• [AIM OF THE EXERCISE]: Print, exactly and completely, every entry in the data.
****************
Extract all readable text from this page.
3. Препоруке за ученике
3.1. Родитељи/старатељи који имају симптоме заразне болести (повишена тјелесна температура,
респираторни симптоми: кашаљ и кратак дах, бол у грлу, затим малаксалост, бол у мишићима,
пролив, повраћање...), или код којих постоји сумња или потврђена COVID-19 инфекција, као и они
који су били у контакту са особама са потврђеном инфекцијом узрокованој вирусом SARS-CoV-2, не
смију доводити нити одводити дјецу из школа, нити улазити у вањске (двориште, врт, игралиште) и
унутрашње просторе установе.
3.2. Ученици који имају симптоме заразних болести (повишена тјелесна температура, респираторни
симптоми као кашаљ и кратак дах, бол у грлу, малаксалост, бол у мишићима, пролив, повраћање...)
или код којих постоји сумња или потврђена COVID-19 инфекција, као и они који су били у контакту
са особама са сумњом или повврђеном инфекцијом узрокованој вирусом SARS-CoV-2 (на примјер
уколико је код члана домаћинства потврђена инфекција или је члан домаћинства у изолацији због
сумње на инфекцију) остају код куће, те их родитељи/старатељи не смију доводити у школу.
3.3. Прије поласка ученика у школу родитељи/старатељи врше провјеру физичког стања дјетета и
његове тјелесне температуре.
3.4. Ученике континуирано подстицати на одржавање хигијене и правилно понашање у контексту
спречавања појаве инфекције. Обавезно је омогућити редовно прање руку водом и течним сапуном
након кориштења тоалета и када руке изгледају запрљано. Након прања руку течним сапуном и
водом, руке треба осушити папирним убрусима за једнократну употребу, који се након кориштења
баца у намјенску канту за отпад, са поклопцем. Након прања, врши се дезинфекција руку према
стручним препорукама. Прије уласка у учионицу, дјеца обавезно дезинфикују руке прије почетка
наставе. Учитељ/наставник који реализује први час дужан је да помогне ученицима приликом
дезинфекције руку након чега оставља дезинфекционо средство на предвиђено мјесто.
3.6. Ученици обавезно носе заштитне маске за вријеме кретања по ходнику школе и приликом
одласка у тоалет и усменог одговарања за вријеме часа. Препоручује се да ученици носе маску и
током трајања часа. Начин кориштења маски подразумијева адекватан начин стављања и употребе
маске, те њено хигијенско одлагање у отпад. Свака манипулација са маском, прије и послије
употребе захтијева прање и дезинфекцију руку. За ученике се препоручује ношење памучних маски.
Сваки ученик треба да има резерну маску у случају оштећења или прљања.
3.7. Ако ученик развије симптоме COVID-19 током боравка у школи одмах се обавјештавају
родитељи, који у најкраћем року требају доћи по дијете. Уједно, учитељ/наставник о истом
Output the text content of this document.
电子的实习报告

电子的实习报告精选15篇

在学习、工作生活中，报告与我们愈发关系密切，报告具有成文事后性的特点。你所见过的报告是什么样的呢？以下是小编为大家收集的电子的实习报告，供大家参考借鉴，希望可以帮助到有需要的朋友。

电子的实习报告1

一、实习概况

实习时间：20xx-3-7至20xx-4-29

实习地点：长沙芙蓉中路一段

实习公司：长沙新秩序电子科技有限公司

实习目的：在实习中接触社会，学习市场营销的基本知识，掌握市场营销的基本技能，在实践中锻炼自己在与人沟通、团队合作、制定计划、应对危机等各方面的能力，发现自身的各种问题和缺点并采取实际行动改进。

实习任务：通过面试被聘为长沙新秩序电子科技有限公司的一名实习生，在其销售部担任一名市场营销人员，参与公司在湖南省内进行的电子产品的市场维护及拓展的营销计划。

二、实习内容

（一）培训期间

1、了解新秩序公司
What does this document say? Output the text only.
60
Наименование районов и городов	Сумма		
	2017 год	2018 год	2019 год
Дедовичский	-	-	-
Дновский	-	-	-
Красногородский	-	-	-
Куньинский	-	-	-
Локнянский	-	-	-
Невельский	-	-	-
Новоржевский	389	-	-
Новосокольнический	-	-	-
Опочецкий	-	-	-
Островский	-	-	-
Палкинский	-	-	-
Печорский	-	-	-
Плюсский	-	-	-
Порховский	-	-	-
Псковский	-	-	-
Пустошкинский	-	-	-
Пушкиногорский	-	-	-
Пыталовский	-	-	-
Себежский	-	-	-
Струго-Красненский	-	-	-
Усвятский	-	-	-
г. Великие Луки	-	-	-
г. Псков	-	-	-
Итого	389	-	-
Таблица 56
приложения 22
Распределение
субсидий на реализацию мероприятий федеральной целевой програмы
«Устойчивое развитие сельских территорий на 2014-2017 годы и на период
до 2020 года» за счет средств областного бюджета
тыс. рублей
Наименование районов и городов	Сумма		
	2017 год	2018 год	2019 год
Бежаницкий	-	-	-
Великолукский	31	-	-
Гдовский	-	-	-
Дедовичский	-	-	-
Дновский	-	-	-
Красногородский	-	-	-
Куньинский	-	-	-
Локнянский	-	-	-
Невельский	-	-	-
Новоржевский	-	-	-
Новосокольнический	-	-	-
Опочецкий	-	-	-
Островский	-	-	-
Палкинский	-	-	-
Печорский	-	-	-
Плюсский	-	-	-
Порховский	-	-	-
****************
• [THE ANSWER]:
Extract all readable text from this page.
3. Препоруке за ученике
3.1. Родитељи/старатељи који имају симптоме заразне болести (повишена тјелесна температура,
респираторни симптоми: кашаљ и кратак дах, бол у грлу, затим малаксалост, бол у мишићима,
пролив, повраћање...), или код којих постоји сумња или потврђена COVID-19 инфекција, као и они
који су били у контакту са особама са потврђеном инфекцијом узрокованој вирусом SARS-CoV-2, не
смију доводити нити одводити дјецу из школа, нити улазити у вањске (двориште, врт, игралиште) и
унутрашње просторе установе.
3.2. Ученици који имају симптоме заразних болести (повишена тјелесна температура, респираторни
симптоми као кашаљ и кратак дах, бол у грлу, малаксалост, бол у мишићима, пролив, повраћање...)
или код којих постоји сумња или потврђена COVID-19 инфекција, као и они који су били у контакту
са особама са сумњом или повврђеном инфекцијом узрокованој вирусом SARS-CoV-2 (на примјер
уколико је код члана домаћинства потврђена инфекција или је члан домаћинства у изолацији због
сумње на инфекцију) остају код куће, те их родитељи/старатељи не смију доводити у школу.
3.3. Прије поласка ученика у школу родитељи/старатељи врше провјеру физичког стања дјетета и
његове тјелесне температуре.
3.4. Ученике континуирано подстицати на одржавање хигијене и правилно понашање у контексту
спречавања појаве инфекције. Обавезно је омогућити редовно прање руку водом и течним сапуном
након кориштења тоалета и када руке изгледају запрљано. Након прања руку течним сапуном и
водом, руке треба осушити папирним убрусима за једнократну употребу, који се након кориштења
баца у намјенску канту за отпад, са поклопцем. Након прања, врши се дезинфекција руку према
стручним препорукама. Прије уласка у учионицу, дјеца обавезно дезинфикују руке прије почетка
наставе. Учитељ/наставник који реализује први час дужан је да помогне ученицима приликом
дезинфекције руку након чега оставља дезинфекционо средство на предвиђено мјесто.
3.6. Ученици обавезно носе заштитне маске за вријеме кретања по ходнику школе и приликом
одласка у тоалет и усменог одговарања за вријеме часа. Препоручује се да ученици носе маску и
током трајања часа. Начин кориштења маски подразумијева адекватан начин стављања и употребе
маске, те њено хигијенско одлагање у отпад. Свака манипулација са маском, прије и послије
употребе захтијева прање и дезинфекцију руку. За ученике се препоручује ношење памучних маски.
Сваки ученик треба да има резерну маску у случају оштећења или прљања.
3.7. Ако ученик развије симптоме COVID-19 током боравка у школи одмах се обавјештавају
родитељи, који у најкраћем року требају доћи по дијете. Уједно, учитељ/наставник о истом
Output the text content of this document.
电子的实习报告

电子的实习报告精选15篇

在学习、工作生活中，报告与我们愈发关系密切，报告具有成文事后性的特点。你所见过的报告是什么样的呢？以下是小编为大家收集的电子的实习报告，供大家参考借鉴，希望可以帮助到有需要的朋友。

电子的实习报告1

一、实习概况

实习时间：20xx-3-7至20xx-4-29

实习地点：长沙芙蓉中路一段

实习公司：长沙新秩序电子科技有限公司

实习目的：在实习中接触社会，学习市场营销的基本知识，掌握市场营销的基本技能，在实践中锻炼自己在与人沟通、团队合作、制定计划、应对危机等各方面的能力，发现自身的各种问题和缺点并采取实际行动改进。

实习任务：通过面试被聘为长沙新秩序电子科技有限公司的一名实习生，在其销售部担任一名市场营销人员，参与公司在湖南省内进行的电子产品的市场维护及拓展的营销计划。

二、实习内容

（一）培训期间

1、了解新秩序公司
What does this document say? Output the text only.
60
Наименование районов и городов	Сумма		
	2017 год	2018 год	2019 год
Дедовичский	-	-	-
Дновский	-	-	-
Красногородский	-	-	-
Куньинский	-	-	-
Локнянский	-	-	-
Невельский	-	-	-
Новоржевский	389	-	-
Новосокольнический	-	-	-
Опочецкий	-	-	-
Островский	-	-	-
Палкинский	-	-	-
Печорский	-	-	-
Плюсский	-	-	-
Порховский	-	-	-
Псковский	-	-	-
Пустошкинский	-	-	-
Пушкиногорский	-	-	-
Пыталовский	-	-	-
Себежский	-	-	-
Струго-Красненский	-	-	-
Усвятский	-	-	-
г. Великие Луки	-	-	-
г. Псков	-	-	-
Итого	389	-	-
Таблица 56
приложения 22
Распределение
субсидий на реализацию мероприятий федеральной целевой програмы
«Устойчивое развитие сельских территорий на 2014-2017 годы и на период
до 2020 года» за счет средств областного бюджета
тыс. рублей
Наименование районов и городов	Сумма		
	2017 год	2018 год	2019 год
Бежаницкий	-	-	-
Великолукский	31	-	-
Гдовский	-	-	-
Дедовичский	-	-	-
Дновский	-	-	-
Красногородский	-	-	-
Куньинский	-	-	-
Локнянский	-	-	-
Невельский	-	-	-
Новоржевский	-	-	-
Новосокольнический	-	-	-
Опочецкий	-	-	-
Островский	-	-	-
Палкинский	-	-	-
Печорский	-	-	-
Плюсский	-	-	-
Порховский	-	-	-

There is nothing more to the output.